* Start Provided material *

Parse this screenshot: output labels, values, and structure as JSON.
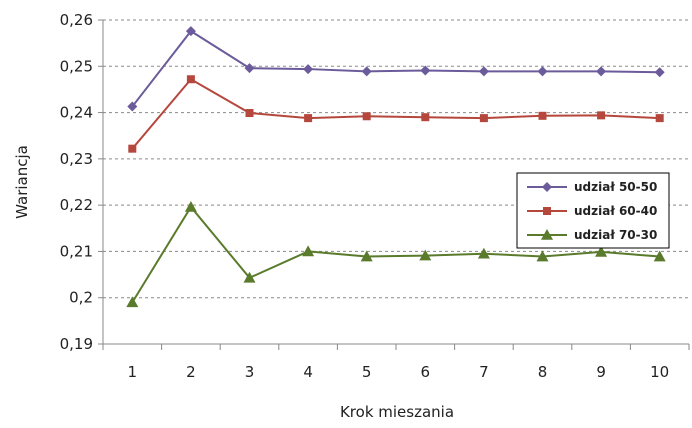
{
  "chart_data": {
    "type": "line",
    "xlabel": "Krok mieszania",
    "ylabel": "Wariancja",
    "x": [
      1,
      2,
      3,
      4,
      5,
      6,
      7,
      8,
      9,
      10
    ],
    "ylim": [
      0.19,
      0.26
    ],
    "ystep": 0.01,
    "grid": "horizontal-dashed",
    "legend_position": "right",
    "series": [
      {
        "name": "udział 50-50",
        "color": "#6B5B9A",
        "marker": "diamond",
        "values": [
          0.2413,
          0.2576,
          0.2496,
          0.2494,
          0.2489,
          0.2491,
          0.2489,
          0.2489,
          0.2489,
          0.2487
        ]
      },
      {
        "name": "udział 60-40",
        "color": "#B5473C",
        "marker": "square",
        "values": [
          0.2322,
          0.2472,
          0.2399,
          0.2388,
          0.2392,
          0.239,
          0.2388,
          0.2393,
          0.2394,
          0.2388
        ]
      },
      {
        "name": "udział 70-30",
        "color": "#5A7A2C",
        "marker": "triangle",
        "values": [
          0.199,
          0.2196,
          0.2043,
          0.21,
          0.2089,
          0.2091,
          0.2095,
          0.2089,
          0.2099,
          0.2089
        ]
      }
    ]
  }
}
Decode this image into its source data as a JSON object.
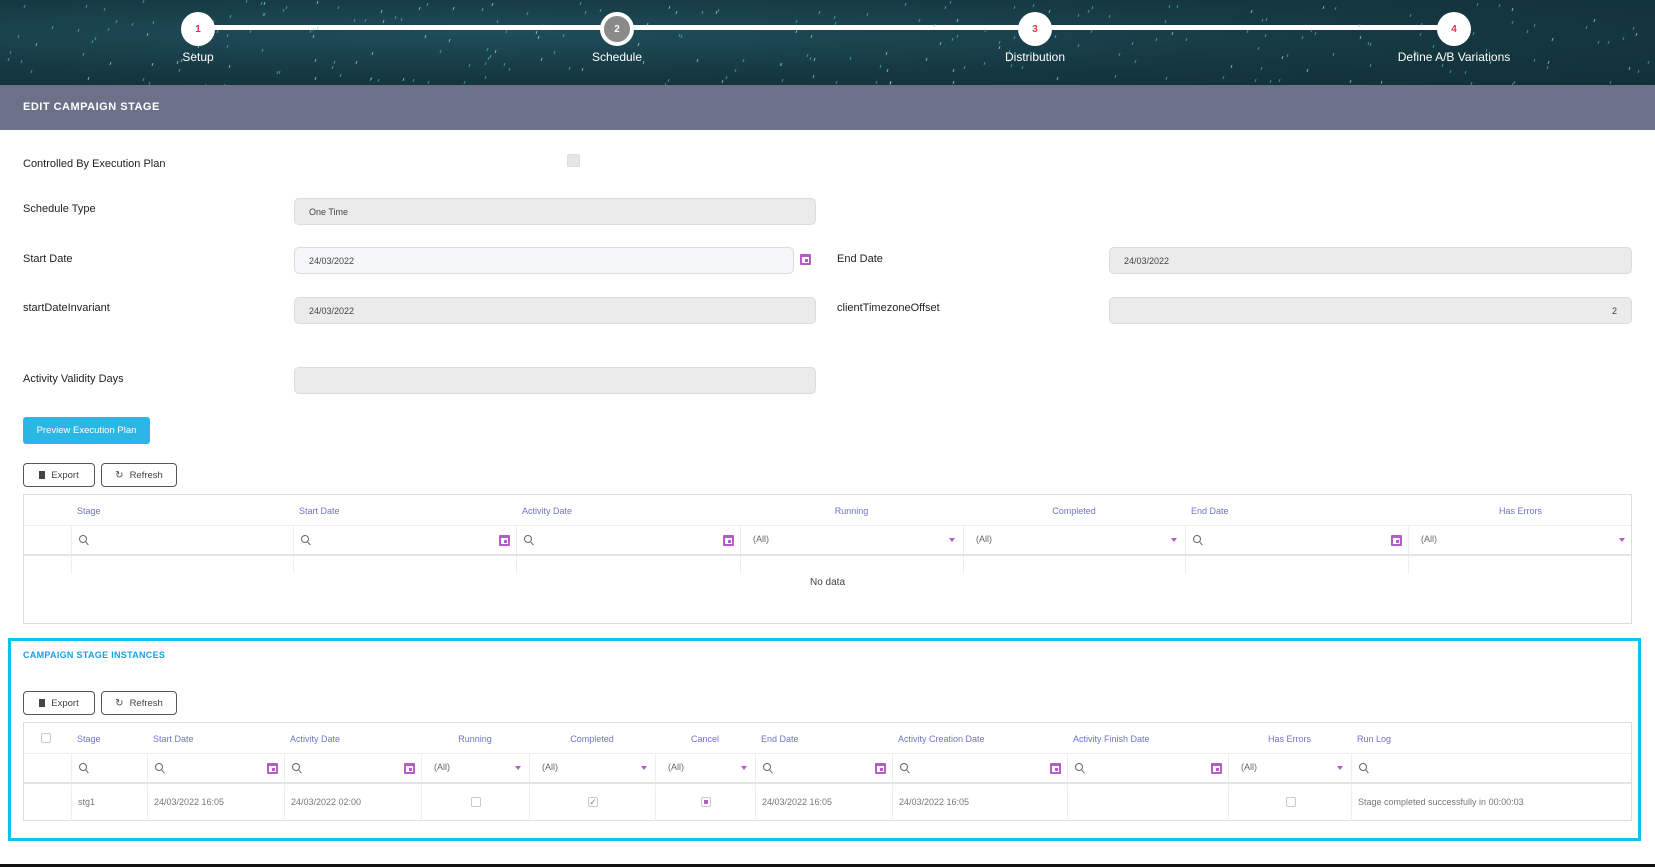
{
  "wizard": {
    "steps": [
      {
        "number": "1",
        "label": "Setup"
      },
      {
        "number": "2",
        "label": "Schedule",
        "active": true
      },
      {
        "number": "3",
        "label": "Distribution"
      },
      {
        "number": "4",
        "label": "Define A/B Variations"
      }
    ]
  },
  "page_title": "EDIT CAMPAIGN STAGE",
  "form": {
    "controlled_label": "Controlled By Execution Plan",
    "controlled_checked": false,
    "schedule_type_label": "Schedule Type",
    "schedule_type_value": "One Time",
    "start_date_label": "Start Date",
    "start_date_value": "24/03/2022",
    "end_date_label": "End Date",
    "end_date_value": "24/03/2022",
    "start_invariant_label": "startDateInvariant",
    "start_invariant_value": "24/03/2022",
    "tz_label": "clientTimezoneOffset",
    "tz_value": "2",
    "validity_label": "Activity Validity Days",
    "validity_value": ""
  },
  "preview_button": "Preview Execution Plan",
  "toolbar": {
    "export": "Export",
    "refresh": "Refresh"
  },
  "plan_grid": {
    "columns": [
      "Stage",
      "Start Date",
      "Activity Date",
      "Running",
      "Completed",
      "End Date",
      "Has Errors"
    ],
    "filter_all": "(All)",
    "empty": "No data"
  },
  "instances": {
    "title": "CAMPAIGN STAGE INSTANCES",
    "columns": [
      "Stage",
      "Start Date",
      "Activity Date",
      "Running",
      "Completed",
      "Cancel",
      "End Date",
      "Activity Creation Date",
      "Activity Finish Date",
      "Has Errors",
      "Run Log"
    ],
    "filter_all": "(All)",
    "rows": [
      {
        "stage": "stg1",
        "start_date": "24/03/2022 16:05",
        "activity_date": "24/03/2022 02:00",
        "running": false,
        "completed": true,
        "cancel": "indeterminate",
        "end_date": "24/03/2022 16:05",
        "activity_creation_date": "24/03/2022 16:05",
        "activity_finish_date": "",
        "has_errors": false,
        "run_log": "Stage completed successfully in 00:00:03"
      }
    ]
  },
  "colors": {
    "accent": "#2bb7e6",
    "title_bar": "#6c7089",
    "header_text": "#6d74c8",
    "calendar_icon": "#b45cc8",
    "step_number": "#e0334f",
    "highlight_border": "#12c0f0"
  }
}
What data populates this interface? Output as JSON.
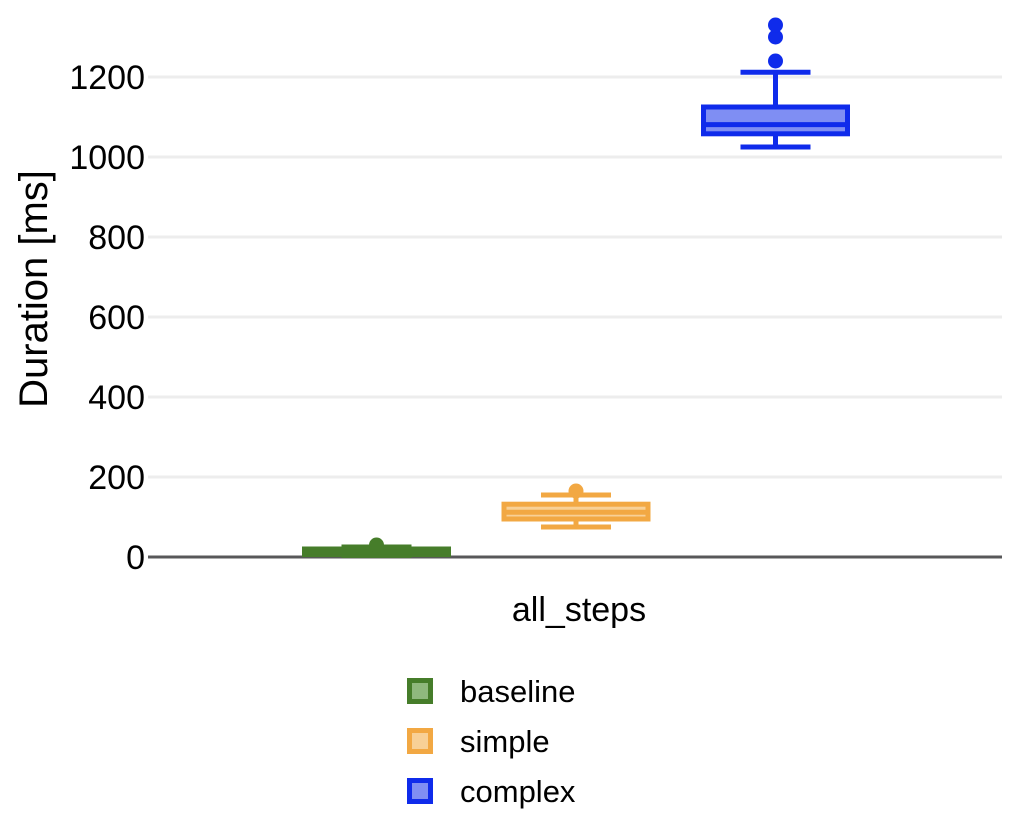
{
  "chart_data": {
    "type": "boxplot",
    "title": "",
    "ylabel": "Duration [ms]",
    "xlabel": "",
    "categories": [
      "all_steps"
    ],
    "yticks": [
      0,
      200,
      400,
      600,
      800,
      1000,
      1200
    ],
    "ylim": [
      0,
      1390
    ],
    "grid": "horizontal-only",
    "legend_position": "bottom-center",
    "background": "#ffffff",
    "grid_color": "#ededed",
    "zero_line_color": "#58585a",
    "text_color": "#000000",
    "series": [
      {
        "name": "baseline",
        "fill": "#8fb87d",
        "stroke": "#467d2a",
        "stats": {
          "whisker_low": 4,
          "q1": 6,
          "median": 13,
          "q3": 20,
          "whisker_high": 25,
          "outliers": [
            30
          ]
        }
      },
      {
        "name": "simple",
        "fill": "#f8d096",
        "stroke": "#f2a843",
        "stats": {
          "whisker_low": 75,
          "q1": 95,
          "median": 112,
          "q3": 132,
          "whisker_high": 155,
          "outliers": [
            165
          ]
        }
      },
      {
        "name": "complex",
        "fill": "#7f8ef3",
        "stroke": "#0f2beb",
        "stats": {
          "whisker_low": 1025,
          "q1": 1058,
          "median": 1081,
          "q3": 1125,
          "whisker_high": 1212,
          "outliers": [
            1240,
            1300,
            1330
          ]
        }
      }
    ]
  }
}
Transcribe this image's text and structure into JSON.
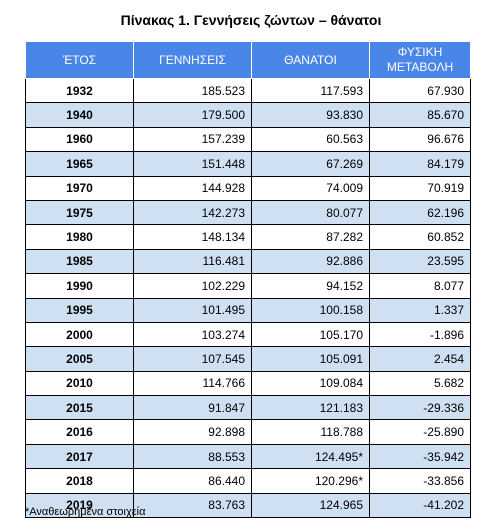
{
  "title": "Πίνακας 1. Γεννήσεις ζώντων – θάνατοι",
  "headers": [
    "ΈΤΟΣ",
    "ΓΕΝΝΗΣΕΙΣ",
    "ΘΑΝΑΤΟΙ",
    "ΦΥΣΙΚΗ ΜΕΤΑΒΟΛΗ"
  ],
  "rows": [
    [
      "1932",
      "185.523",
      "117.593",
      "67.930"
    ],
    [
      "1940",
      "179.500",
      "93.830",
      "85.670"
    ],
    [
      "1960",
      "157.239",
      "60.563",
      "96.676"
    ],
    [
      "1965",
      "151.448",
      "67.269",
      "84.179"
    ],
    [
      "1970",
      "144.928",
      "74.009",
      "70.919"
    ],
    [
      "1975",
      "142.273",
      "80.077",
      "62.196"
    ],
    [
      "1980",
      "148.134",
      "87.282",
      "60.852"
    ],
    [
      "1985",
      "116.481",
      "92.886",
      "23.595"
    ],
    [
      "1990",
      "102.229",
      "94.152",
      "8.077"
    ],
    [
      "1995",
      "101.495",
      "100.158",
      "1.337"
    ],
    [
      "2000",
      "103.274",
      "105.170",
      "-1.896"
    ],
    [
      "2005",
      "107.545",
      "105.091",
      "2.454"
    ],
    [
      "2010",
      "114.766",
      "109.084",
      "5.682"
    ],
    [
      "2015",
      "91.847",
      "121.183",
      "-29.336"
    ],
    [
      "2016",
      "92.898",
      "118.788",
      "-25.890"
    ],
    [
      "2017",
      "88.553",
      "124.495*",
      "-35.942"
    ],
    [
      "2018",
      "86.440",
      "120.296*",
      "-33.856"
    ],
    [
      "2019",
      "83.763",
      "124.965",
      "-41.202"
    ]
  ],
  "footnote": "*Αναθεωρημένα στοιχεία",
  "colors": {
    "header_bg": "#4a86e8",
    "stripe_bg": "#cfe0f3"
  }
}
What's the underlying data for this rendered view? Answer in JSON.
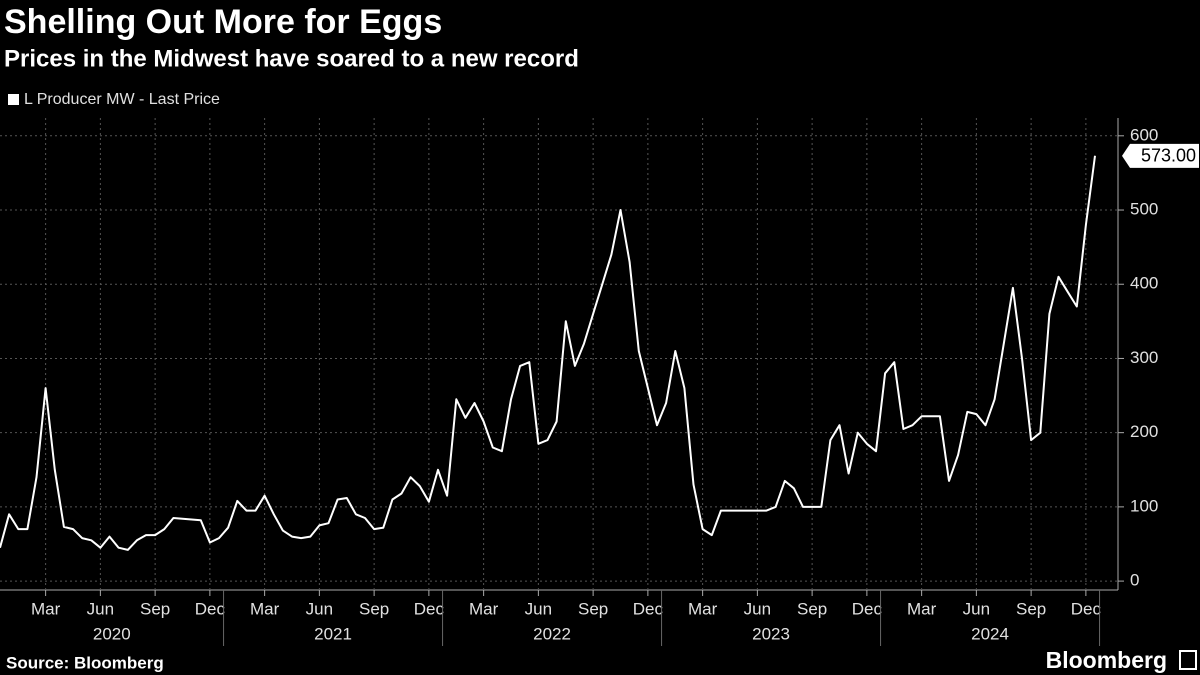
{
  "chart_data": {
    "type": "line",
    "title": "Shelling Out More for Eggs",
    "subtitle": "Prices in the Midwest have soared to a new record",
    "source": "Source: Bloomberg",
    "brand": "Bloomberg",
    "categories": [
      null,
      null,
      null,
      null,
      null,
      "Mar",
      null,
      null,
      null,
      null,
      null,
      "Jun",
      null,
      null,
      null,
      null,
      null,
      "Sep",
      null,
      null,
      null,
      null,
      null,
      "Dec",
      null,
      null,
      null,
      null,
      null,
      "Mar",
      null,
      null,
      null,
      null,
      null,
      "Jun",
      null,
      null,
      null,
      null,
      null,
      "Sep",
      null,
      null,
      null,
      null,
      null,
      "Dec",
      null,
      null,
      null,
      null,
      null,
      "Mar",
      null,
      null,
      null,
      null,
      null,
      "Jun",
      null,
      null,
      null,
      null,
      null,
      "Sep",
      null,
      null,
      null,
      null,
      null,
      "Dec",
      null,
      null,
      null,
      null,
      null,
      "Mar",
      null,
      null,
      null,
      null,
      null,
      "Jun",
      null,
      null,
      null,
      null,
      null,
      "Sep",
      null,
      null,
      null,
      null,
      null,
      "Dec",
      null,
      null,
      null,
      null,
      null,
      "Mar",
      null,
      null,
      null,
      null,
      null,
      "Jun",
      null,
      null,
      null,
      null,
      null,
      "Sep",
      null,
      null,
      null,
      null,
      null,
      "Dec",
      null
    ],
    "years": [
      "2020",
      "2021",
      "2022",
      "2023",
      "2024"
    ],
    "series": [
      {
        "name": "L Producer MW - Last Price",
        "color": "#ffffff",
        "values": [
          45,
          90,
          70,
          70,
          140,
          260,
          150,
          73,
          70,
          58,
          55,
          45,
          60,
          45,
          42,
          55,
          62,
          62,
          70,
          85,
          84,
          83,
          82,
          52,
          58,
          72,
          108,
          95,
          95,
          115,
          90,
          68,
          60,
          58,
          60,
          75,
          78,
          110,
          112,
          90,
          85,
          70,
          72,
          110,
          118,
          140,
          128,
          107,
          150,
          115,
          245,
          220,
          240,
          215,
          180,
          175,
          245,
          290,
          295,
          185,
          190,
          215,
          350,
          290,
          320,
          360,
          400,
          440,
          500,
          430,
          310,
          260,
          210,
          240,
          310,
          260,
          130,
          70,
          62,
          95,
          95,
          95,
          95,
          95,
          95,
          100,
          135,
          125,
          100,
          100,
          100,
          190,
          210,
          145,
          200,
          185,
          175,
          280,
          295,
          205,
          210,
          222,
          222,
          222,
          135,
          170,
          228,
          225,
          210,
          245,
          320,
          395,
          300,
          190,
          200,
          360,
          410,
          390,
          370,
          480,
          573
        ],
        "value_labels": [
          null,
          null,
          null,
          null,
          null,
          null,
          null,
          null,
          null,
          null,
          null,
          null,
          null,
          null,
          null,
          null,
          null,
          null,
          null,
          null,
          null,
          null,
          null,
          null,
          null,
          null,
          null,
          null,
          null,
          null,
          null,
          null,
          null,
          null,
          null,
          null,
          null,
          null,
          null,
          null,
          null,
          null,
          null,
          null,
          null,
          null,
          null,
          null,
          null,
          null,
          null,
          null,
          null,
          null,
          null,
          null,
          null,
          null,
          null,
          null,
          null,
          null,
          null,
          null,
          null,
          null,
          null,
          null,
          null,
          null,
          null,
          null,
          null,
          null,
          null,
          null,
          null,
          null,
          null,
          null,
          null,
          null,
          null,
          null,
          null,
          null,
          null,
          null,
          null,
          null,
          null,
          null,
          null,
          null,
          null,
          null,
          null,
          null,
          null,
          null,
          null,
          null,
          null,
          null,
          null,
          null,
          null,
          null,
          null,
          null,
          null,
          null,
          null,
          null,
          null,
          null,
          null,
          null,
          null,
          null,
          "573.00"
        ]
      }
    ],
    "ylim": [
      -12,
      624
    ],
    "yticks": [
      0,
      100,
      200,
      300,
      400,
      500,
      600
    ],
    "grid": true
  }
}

* End Provided material *

→ **Directions for this task**
Each line in the listing above either holds the string "udział" or does not; state how many do, giving the number only.

→ **Answer to this exercise**
3